■ DIRECTIONS FOR THIS TASK
Return the number of lines that contain the word "Нотатки", and return nothing else.

Excerpt from a dataset:
○ ○ ○ ○
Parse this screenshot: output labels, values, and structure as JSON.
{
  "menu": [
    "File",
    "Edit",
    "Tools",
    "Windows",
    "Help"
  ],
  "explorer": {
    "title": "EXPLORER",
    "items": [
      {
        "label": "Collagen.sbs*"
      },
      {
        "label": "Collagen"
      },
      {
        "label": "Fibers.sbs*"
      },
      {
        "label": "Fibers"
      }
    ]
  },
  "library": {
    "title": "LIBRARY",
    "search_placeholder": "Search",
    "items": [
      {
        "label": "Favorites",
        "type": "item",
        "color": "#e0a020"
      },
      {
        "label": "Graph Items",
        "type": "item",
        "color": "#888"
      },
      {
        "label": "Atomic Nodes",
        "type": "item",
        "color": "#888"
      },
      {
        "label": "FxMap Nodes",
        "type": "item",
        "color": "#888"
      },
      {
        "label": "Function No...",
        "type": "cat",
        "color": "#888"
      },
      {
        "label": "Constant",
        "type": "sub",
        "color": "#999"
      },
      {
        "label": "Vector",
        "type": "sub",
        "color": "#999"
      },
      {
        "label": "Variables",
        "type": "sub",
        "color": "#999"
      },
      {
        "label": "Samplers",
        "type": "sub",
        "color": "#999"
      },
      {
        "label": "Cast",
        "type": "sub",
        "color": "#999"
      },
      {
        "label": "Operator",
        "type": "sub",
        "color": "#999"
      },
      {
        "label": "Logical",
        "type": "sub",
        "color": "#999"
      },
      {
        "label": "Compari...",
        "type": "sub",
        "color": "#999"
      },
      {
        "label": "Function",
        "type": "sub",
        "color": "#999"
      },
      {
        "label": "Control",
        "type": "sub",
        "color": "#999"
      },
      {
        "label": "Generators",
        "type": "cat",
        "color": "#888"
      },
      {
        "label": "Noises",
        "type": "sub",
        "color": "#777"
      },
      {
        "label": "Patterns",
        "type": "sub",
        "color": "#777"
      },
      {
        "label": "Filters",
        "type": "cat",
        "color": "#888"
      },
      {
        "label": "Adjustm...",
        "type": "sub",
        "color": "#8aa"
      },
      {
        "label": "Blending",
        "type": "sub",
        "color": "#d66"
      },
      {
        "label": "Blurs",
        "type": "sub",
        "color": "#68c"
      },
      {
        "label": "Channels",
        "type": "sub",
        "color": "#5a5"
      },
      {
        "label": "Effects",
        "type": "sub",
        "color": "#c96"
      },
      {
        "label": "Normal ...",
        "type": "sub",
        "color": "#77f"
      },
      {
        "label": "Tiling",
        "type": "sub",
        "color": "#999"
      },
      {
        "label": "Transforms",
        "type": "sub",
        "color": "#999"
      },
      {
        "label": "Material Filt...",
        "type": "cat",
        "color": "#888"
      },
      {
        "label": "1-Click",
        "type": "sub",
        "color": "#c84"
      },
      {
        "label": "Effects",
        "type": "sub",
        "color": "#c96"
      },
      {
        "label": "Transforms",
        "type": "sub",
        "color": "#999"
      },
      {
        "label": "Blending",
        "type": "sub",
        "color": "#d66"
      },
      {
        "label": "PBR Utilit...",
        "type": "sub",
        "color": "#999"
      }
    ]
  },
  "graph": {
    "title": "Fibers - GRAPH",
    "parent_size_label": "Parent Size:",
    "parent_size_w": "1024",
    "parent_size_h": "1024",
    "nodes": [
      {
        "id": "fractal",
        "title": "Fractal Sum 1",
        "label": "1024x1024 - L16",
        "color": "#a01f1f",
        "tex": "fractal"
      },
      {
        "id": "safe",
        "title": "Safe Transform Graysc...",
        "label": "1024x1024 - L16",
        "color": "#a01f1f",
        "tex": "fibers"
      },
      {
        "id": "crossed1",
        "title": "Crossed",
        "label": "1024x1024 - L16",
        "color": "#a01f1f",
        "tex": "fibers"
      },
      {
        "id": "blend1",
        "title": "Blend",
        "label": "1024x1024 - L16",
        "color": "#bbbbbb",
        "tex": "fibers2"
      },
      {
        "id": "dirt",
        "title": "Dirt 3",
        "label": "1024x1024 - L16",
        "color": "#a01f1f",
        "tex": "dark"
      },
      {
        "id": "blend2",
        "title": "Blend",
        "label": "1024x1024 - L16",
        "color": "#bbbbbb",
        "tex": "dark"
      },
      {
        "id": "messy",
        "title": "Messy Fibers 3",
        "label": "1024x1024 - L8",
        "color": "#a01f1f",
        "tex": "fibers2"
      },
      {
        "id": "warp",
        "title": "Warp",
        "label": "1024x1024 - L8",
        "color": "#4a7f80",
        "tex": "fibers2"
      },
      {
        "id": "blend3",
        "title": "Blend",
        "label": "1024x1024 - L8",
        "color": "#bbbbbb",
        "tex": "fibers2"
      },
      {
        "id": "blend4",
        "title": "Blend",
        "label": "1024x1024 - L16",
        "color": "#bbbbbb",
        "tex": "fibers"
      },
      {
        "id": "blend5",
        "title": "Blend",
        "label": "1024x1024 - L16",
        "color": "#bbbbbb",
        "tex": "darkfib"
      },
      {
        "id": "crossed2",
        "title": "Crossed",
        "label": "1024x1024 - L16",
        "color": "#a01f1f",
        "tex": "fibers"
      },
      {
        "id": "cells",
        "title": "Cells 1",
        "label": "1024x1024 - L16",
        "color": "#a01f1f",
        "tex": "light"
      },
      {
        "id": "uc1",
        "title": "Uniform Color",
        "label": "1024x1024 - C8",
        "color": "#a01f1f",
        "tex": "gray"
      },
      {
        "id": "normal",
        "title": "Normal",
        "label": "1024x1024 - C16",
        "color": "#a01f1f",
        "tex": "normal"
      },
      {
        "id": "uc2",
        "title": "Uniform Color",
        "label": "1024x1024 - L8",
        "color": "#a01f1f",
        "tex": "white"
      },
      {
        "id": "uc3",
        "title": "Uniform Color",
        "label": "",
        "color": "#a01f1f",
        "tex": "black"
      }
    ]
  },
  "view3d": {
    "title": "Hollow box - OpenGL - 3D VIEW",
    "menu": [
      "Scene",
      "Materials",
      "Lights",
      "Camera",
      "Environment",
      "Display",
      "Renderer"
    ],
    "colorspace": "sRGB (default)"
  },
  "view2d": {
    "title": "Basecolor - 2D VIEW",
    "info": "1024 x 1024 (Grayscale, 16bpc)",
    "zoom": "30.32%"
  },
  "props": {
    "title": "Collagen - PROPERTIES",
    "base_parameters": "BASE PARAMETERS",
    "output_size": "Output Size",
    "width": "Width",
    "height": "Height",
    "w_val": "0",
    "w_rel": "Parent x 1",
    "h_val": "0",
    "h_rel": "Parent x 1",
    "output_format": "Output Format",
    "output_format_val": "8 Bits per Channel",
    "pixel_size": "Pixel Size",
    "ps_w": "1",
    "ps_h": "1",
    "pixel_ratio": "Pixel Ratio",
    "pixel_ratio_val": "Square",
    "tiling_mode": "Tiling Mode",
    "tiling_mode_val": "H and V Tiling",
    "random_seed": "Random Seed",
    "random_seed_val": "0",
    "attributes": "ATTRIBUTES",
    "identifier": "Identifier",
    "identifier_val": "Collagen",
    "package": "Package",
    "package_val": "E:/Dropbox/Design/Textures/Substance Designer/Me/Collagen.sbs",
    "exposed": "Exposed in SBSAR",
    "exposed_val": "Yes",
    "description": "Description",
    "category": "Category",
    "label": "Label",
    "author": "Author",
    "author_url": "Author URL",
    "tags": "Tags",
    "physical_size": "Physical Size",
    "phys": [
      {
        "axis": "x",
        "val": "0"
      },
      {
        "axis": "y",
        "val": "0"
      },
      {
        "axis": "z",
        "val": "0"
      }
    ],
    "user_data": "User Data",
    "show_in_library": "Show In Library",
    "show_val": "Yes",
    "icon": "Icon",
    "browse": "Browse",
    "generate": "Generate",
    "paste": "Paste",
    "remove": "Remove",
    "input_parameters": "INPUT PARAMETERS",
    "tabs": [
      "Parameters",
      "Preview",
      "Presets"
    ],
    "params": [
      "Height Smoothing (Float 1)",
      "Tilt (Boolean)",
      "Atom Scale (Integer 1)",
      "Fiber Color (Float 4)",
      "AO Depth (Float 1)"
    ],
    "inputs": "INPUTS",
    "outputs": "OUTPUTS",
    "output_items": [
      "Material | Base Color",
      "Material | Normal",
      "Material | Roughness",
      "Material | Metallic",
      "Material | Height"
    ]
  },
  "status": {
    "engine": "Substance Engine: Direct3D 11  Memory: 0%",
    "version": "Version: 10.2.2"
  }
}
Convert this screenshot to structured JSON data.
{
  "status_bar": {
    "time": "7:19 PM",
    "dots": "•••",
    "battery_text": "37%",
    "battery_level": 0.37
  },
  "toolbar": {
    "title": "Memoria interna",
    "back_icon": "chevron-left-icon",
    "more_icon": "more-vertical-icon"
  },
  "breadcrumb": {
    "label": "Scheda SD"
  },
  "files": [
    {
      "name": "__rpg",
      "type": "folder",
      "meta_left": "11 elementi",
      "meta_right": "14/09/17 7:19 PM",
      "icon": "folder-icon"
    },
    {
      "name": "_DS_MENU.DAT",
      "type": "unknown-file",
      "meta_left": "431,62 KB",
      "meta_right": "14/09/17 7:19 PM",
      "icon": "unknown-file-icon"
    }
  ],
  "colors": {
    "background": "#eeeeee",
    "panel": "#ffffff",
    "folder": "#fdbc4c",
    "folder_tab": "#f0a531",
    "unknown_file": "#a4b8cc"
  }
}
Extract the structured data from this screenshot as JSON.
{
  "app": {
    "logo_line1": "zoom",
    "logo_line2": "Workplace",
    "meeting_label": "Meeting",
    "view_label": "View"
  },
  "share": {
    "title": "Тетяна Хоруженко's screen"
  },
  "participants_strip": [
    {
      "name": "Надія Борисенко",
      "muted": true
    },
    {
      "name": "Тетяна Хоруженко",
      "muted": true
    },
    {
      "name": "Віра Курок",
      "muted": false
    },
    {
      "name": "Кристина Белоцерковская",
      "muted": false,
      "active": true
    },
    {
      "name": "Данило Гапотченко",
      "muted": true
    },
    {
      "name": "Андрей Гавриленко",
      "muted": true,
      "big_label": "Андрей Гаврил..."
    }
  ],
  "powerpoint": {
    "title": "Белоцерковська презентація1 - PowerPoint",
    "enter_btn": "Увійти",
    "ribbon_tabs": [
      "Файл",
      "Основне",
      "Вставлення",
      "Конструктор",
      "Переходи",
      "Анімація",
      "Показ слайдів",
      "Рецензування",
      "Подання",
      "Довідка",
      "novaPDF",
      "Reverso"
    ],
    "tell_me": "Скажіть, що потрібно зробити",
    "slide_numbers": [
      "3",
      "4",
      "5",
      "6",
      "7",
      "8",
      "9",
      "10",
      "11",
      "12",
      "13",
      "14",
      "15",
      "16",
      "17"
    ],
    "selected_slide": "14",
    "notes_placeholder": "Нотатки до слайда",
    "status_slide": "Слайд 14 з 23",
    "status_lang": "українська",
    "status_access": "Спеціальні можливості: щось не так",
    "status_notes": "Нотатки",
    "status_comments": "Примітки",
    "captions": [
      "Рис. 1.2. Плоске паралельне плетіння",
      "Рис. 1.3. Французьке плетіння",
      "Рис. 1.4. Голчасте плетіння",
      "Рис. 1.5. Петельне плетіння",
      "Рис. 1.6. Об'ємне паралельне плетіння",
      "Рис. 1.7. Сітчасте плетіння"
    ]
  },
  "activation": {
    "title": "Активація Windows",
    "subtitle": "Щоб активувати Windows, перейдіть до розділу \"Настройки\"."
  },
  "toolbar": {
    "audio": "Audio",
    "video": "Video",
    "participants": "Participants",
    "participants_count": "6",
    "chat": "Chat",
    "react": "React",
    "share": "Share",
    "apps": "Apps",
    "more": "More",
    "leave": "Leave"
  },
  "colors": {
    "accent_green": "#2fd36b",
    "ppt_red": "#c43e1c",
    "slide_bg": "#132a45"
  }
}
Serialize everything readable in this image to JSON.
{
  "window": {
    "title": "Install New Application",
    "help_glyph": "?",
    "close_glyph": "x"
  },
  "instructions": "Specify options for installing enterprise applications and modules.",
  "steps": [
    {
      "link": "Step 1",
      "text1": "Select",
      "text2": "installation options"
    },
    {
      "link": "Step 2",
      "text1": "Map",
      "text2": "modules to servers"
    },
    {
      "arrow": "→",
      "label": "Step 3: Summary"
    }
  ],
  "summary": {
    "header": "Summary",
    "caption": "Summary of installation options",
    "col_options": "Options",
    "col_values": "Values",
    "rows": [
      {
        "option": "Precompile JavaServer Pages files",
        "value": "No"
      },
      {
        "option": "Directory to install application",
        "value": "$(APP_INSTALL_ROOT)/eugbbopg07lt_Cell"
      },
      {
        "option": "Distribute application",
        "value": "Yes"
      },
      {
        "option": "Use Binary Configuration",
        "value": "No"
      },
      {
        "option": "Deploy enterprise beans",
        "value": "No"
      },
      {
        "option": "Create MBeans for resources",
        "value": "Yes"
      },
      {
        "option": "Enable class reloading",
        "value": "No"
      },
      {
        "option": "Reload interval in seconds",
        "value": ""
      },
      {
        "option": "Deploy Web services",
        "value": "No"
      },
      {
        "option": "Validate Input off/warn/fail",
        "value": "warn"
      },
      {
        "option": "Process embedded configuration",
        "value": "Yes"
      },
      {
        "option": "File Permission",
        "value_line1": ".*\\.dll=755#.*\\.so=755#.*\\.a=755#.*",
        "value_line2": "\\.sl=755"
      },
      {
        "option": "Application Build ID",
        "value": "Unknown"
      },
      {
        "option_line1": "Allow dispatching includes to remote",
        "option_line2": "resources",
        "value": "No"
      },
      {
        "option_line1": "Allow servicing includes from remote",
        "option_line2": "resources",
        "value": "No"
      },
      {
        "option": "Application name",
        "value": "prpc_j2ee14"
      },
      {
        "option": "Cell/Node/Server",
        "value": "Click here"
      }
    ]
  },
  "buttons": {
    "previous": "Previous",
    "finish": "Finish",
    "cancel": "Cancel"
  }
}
○ ○ ○ ○
■ EXPECTED OUTPUT
2